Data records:
##########

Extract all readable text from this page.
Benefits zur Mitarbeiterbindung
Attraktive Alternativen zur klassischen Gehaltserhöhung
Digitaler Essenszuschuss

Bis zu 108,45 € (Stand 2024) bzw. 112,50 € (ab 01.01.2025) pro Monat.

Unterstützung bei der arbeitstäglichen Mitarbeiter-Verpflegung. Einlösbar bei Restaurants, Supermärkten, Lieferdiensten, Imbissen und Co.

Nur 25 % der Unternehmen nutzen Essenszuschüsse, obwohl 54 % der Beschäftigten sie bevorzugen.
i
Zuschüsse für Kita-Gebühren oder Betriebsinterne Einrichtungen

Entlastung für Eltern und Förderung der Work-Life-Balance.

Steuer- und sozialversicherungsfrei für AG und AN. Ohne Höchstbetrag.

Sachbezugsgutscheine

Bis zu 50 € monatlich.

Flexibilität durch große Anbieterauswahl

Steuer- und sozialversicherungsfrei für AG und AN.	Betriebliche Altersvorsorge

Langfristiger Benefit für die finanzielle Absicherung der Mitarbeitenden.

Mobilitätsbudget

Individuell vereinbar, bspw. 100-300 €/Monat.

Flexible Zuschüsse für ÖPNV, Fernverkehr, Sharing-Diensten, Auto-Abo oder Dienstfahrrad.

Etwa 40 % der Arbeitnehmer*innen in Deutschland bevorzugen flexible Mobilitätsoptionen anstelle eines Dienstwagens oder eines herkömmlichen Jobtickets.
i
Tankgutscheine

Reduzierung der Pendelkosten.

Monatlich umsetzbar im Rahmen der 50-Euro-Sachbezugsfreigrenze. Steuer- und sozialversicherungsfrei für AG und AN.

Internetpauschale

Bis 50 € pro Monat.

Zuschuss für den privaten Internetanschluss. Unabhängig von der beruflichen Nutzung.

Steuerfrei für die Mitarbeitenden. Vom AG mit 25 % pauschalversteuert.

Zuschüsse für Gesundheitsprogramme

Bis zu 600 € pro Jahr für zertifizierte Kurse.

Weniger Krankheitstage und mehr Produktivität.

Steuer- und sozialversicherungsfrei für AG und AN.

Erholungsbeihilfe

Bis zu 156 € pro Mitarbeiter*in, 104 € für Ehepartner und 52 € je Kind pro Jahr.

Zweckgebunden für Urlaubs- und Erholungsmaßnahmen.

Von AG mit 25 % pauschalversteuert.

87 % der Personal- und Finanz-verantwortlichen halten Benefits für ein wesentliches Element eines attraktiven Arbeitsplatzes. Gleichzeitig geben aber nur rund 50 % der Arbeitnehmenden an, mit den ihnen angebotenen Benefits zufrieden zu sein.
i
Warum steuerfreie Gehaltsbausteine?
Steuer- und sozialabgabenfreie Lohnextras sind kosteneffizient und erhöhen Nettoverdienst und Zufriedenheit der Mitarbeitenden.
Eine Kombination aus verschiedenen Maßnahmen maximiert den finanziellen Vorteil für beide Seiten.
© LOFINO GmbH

##########

# WHAT YOU WILL DO
From the material above, gather all lines that include the string "sozialversicherungsfrei" and copy them.

# OUTPUT
Steuer- und sozialversicherungsfrei für AG und AN. Ohne Höchstbetrag.
Steuer- und sozialversicherungsfrei für AG und AN.	Betriebliche Altersvorsorge
Monatlich umsetzbar im Rahmen der 50-Euro-Sachbezugsfreigrenze. Steuer- und sozialversicherungsfrei für AG und AN.
Steuer- und sozialversicherungsfrei für AG und AN.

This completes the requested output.